Passage to read
Factor Analysis of a Large Data Set Report

Exclusively available on Available only on IvyPanda® Written by Human No AI

Abstract

This report is about use of Factor analysis especially using SPSS to analyze a very large data set and to see if there is any correlation between the data. Simply, factor analysis encompasses creation of a single or several hidden independent variables, which associate with the observed data. This process is known as a technique for data reduction. If they exist how they are correlated is the main aim of this study. Using random.org, I generated 4900 random numbers ranging from 1 to 100, arranged in seven columns. To use factor analysis to determine the nature of the underlying relationships, we have to use this set of random data as our data are set in SPSS. So, the next step was to transfer the random numbers to SPSS to enable the analysis. The random data have been attached.

It can be assumed that the seven columns are seven variables of a given case (row), i.e. test scores of say 700 students. As psychologists, we want to find out if the test scores of some of the tests depend on some of the other test scores of other subjects. In my analysis, I first did the extraction of data before doing the final rotation to obtain the require correlation matrix which has the coefficients indicating the strength of correlation between the test variables.

In my case, I decided to determine if the test score of the first variable (test score of first subject) measured variable is correlated to the 2nd and 3rd test scores and so on until the 7th test score for all the seven hundred whose scores were used in the analysis and make a conclusion.

Extracted entries
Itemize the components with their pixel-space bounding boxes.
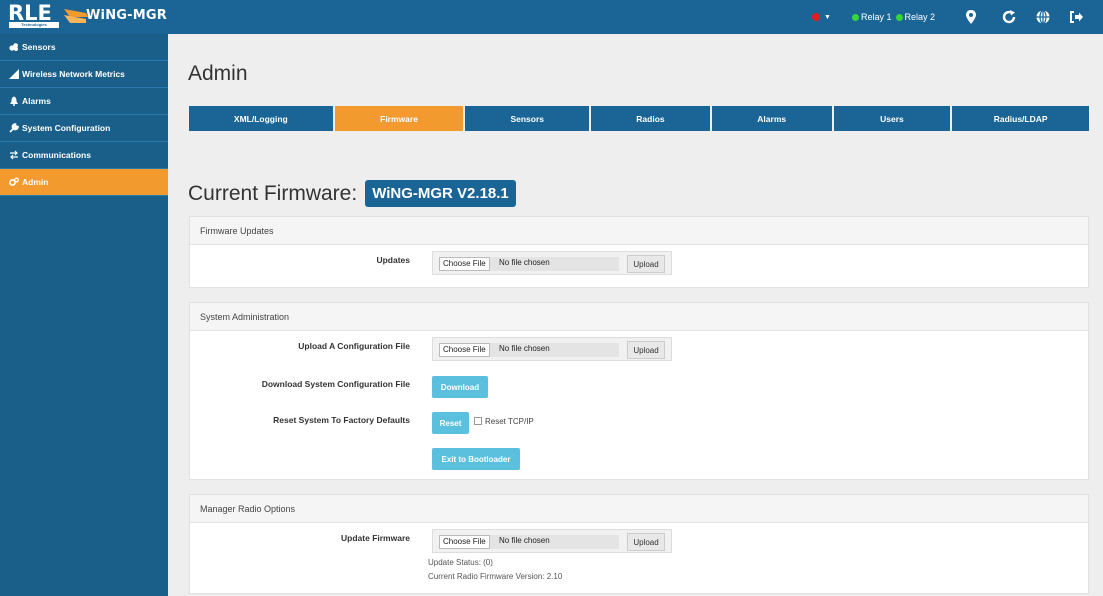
tab-sensors[interactable]: Sensors <box>465 106 590 131</box>
cogs-icon <box>8 177 19 188</box>
choose-file-button[interactable]: Choose File <box>439 257 490 271</box>
sidebar-item-sensors[interactable]: Sensors <box>0 34 168 61</box>
relay-status: Relay 1 Relay 2 <box>852 10 935 24</box>
sensors-icon <box>8 42 19 53</box>
sidebar-item-label: Alarms <box>22 96 51 106</box>
choose-file-button[interactable]: Choose File <box>439 343 490 357</box>
tab-alarms[interactable]: Alarms <box>711 106 832 131</box>
refresh-icon[interactable] <box>1001 9 1017 25</box>
update-firmware-label: Update Firmware <box>341 533 410 543</box>
choose-file-button[interactable]: Choose File <box>439 535 490 549</box>
sidebar-item-communications[interactable]: Communications <box>0 142 168 169</box>
globe-icon[interactable] <box>1035 9 1051 25</box>
firmware-updates-panel: Firmware Updates Updates Choose File No … <box>189 216 1089 288</box>
sidebar-item-label: Wireless Network Metrics <box>22 69 125 79</box>
bell-icon <box>8 96 19 107</box>
product-name: WiNG-MGR <box>86 8 167 23</box>
system-administration-panel: System Administration Upload A Configura… <box>189 302 1089 480</box>
firmware-file-input: Choose File No file chosen Upload <box>432 251 672 275</box>
upload-config-label: Upload A Configuration File <box>298 341 410 351</box>
caret-down-icon: ▼ <box>824 14 831 21</box>
page-title: Admin <box>188 62 248 85</box>
alarm-status-dropdown[interactable]: ▼ <box>812 11 834 23</box>
upload-button[interactable]: Upload <box>627 533 665 551</box>
admin-tabs: XML/Logging Firmware Sensors Radios Alar… <box>189 106 1089 131</box>
relay-2-label: Relay 2 <box>904 12 936 22</box>
tab-firmware[interactable]: Firmware <box>334 106 464 131</box>
signal-icon <box>8 69 19 80</box>
rle-logo-tagline: Technologies <box>9 22 59 28</box>
sidebar-item-label: Sensors <box>22 42 56 52</box>
sidebar-item-alarms[interactable]: Alarms <box>0 88 168 115</box>
upload-button[interactable]: Upload <box>627 341 665 359</box>
sidebar: Sensors Wireless Network Metrics Alarms … <box>0 34 168 596</box>
config-file-input: Choose File No file chosen Upload <box>432 337 672 361</box>
wing-icon <box>64 9 88 23</box>
current-firmware-heading: Current Firmware: WiNG-MGR V2.18.1 <box>188 180 516 207</box>
tab-radius-ldap[interactable]: Radius/LDAP <box>952 106 1089 131</box>
no-file-text: No file chosen <box>499 344 550 353</box>
alarm-status-dot <box>812 13 820 21</box>
map-marker-icon[interactable] <box>963 9 979 25</box>
upload-button[interactable]: Upload <box>627 255 665 273</box>
no-file-text: No file chosen <box>499 536 550 545</box>
updates-label: Updates <box>376 255 410 265</box>
sidebar-item-admin[interactable]: Admin <box>0 169 168 196</box>
wrench-icon <box>8 123 19 134</box>
reset-tcpip-checkbox[interactable] <box>474 417 482 425</box>
reset-tcpip-label: Reset TCP/IP <box>485 417 534 426</box>
relay-2-indicator <box>895 13 903 21</box>
panel-heading: Firmware Updates <box>190 217 1088 245</box>
firmware-version-badge: WiNG-MGR V2.18.1 <box>365 180 516 207</box>
tab-xml-logging[interactable]: XML/Logging <box>189 106 333 131</box>
panel-heading: System Administration <box>190 303 1088 331</box>
sidebar-item-system-configuration[interactable]: System Configuration <box>0 115 168 142</box>
sidebar-item-label: Communications <box>22 150 91 160</box>
no-file-text: No file chosen <box>499 258 550 267</box>
relay-1-label: Relay 1 <box>861 12 892 22</box>
panel-heading: Manager Radio Options <box>190 495 1088 523</box>
tab-users[interactable]: Users <box>833 106 951 131</box>
download-config-label: Download System Configuration File <box>261 379 410 389</box>
sidebar-item-wireless-network-metrics[interactable]: Wireless Network Metrics <box>0 61 168 88</box>
exchange-icon <box>8 150 19 161</box>
tab-radios[interactable]: Radios <box>591 106 710 131</box>
logout-icon[interactable] <box>1068 9 1084 25</box>
update-status-text: Update Status: (0) <box>428 558 493 567</box>
rle-logo[interactable]: RLE Technologies <box>8 1 64 30</box>
radio-firmware-version-text: Current Radio Firmware Version: 2.10 <box>428 572 563 581</box>
sidebar-item-label: System Configuration <box>22 123 111 133</box>
exit-to-bootloader-button[interactable]: Exit to Bootloader <box>432 448 520 470</box>
sidebar-item-label: Admin <box>22 177 49 187</box>
manager-radio-options-panel: Manager Radio Options Update Firmware Ch… <box>189 494 1089 594</box>
relay-1-indicator <box>852 13 859 21</box>
current-firmware-label: Current Firmware: <box>188 181 358 205</box>
reset-button[interactable]: Reset <box>432 412 469 434</box>
wing-mgr-logo[interactable]: WiNG-MGR <box>64 5 174 29</box>
top-navbar: RLE Technologies WiNG-MGR ▼ Relay 1 Rela… <box>0 0 1103 34</box>
reset-label: Reset System To Factory Defaults <box>273 415 410 425</box>
relay-2-status: Relay 2 <box>895 12 936 22</box>
radio-firmware-file-input: Choose File No file chosen Upload <box>432 529 672 553</box>
relay-1-status: Relay 1 <box>852 12 892 22</box>
download-button[interactable]: Download <box>432 376 488 398</box>
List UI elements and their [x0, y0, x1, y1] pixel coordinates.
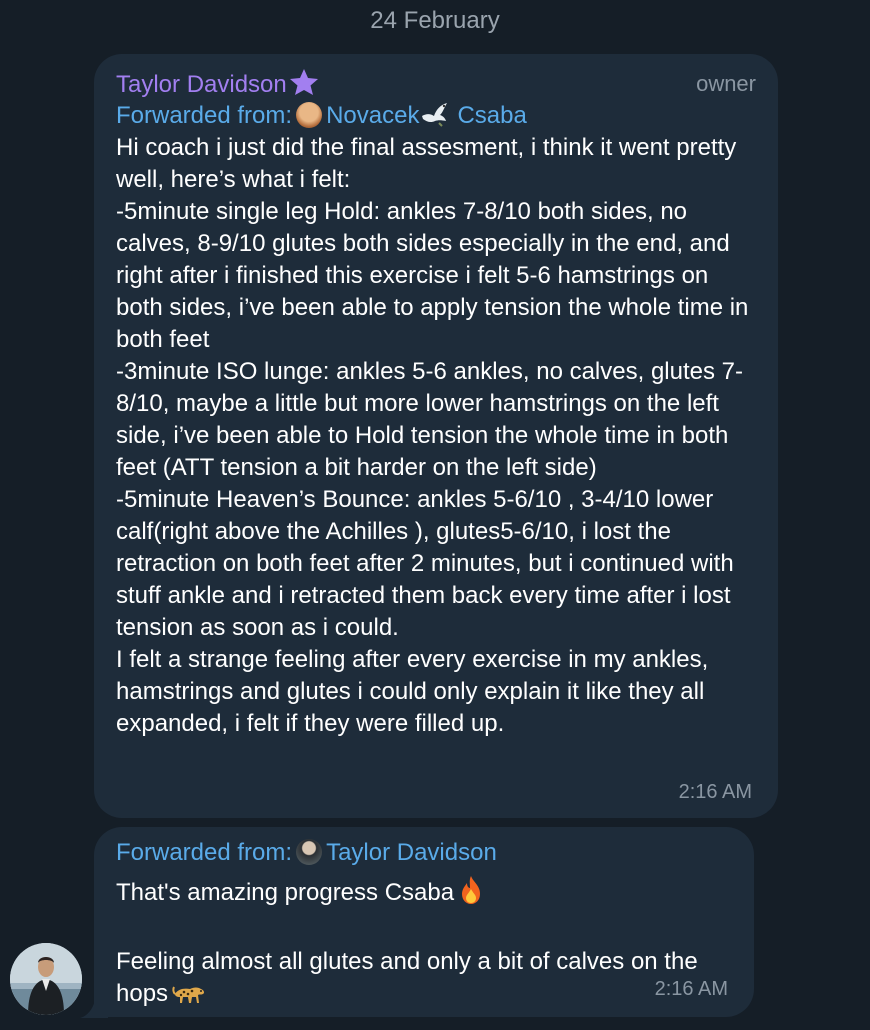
forwarded-name[interactable]: Taylor Davidson	[326, 839, 497, 866]
bubble-tail	[80, 996, 108, 1018]
leopard-emoji	[172, 982, 206, 1015]
sender-name[interactable]: Taylor Davidson	[116, 71, 287, 98]
forwarded-label: Forwarded from:	[116, 102, 293, 129]
fire-emoji	[458, 875, 484, 914]
sender-row: Taylor Davidson owner	[116, 68, 756, 100]
message-time: 2:16 AM	[654, 978, 728, 1000]
message-bubble[interactable]: Taylor Davidson owner Forwarded from: Nov…	[94, 54, 778, 818]
date-separator: 24 February	[370, 7, 500, 34]
forwarded-avatar	[296, 839, 323, 865]
forwarded-label: Forwarded from:	[116, 839, 293, 866]
message-line-1: That's amazing progress Csaba	[116, 879, 455, 906]
forwarded-name[interactable]: Novacek	[326, 102, 419, 129]
message-bubble-2[interactable]: Forwarded from: Taylor Davidson That's am…	[94, 827, 754, 1017]
role-badge: owner	[696, 71, 756, 96]
forwarded-avatar	[296, 102, 323, 128]
avatar[interactable]	[10, 943, 82, 1015]
star-icon	[289, 68, 319, 96]
forwarded-name-2[interactable]: Csaba	[457, 102, 526, 129]
dove-icon	[419, 101, 449, 127]
forwarded-header[interactable]: Forwarded from: Taylor Davidson	[116, 837, 732, 869]
message-text: Hi coach i just did the final assesment,…	[116, 134, 749, 737]
forwarded-header[interactable]: Forwarded from: Novacek Csaba	[116, 100, 756, 132]
message-time: 2:16 AM	[678, 781, 752, 803]
message-text: That's amazing progress Csaba Feeling al…	[116, 875, 736, 1015]
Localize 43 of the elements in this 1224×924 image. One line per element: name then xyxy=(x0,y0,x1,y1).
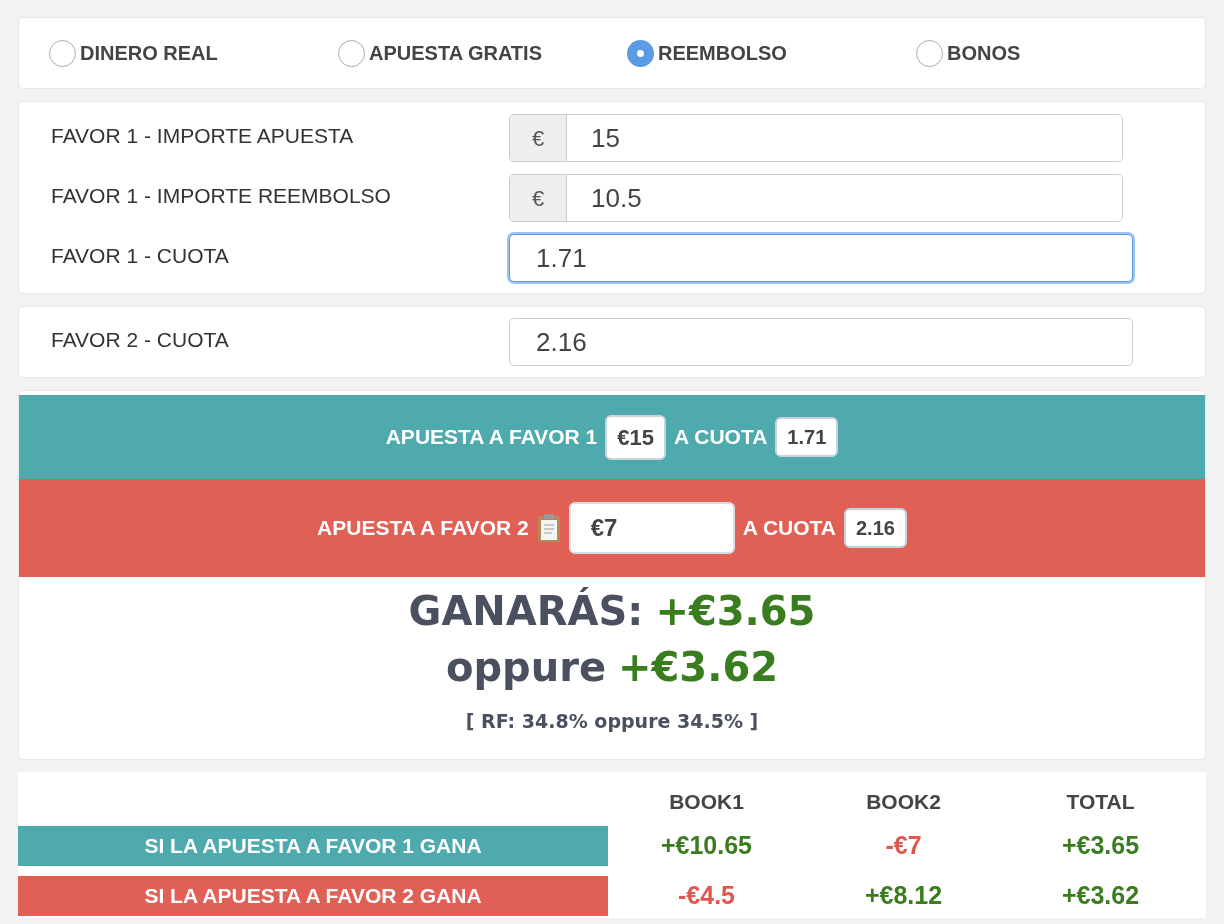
stake-value: €15 xyxy=(605,414,666,460)
radio-label[interactable]: BONOS xyxy=(947,38,1021,68)
profit-label: GANARÁS: xyxy=(408,586,644,636)
input-field[interactable]: 1.71 xyxy=(509,234,1133,282)
field-label: FAVOR 2 - CUOTA xyxy=(50,327,230,353)
alt-label: oppure xyxy=(445,643,606,692)
column-header: BOOK2 xyxy=(865,789,942,815)
table-cell-text: +€10.65 xyxy=(659,830,754,862)
odds-label: A CUOTA xyxy=(674,424,768,451)
table-cell-text: +€3.62 xyxy=(1060,880,1141,912)
bet-label: APUESTA A FAVOR 2 xyxy=(317,515,529,542)
input-field[interactable]: 2.16 xyxy=(509,318,1133,366)
input-field[interactable]: € 10.5 xyxy=(509,174,1123,222)
stake-input[interactable]: €7 xyxy=(568,502,735,554)
radio-label[interactable]: APUESTA GRATIS xyxy=(369,38,542,68)
odds-label: A CUOTA xyxy=(742,515,836,542)
currency-addon: € xyxy=(510,175,567,221)
table-cell-text: +€8.12 xyxy=(863,880,944,912)
currency-addon: € xyxy=(510,115,567,161)
table-cell-text: +€3.65 xyxy=(1060,830,1141,862)
radio-button[interactable] xyxy=(627,39,654,67)
field-label: FAVOR 1 - IMPORTE APUESTA xyxy=(50,123,355,149)
field-label: FAVOR 1 - CUOTA xyxy=(50,243,230,269)
input-field[interactable]: € 15 xyxy=(509,114,1123,162)
column-header: BOOK1 xyxy=(668,789,745,815)
table-cell-text: -€4.5 xyxy=(677,880,736,912)
table-cell-text: -€7 xyxy=(884,830,923,862)
rating-text: [ RF: 34.8% oppure 34.5% ] xyxy=(465,709,759,734)
radio-button[interactable] xyxy=(338,39,365,67)
bet-label: APUESTA A FAVOR 1 xyxy=(385,424,598,451)
radio-label[interactable]: REEMBOLSO xyxy=(658,38,787,68)
row-label: SI LA APUESTA A FAVOR 2 GANA xyxy=(18,876,608,916)
row-label: SI LA APUESTA A FAVOR 1 GANA xyxy=(18,826,608,866)
odds-value: 1.71 xyxy=(775,417,839,457)
radio-button[interactable] xyxy=(916,39,943,67)
profit-value: +€3.65 xyxy=(655,587,816,636)
column-header: TOTAL xyxy=(1065,789,1136,815)
radio-label[interactable]: DINERO REAL xyxy=(80,38,218,68)
clipboard-icon xyxy=(536,513,561,543)
odds-value: 2.16 xyxy=(844,508,907,548)
field-label: FAVOR 1 - IMPORTE REEMBOLSO xyxy=(50,183,392,209)
alt-profit-value: +€3.62 xyxy=(618,643,779,692)
radio-button[interactable] xyxy=(49,39,76,67)
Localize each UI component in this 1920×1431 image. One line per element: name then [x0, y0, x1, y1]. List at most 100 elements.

Objective
Can you resume the factor analysis report after its final sentence? The entries have no connection to the factor analysis report.

Final result
I developed the hypothesis that the scores obtained by each student are dependent on the scores of the other subjects (6).

Two stages are involved in factor analysis:

  1. Factor extraction.
  2. Factor rotation.

Factor Extraction helps identify the amount of highlighted factors. A screed plot is also used in the analysis to show graphically the relative values of the Eigen values. Eigen values indicate the number of rotation in a set of measures that a specific factor signifies. In our analysis, we were able to extract 3 components, i.e. three components had an Eigen value greater than after performing the extraction procedure. The last stage involves examination of the patterns of correspondence in the factor of the rotation matrix of a unit output (StatSoft n. d.). The maximum iterations before convergence are set to 25.

Introduction

The main aim for this task is to determine if one can analyze a given large data set to see if he/she can find out any underlying factors in the data. Since there was no data available, I was asked to generate 4,900 random numbers from the website www.random.org. With the generated random numbers, I exported them first to excel before exporting them finally to SPSS for easier analysis to determine the underlying dependency.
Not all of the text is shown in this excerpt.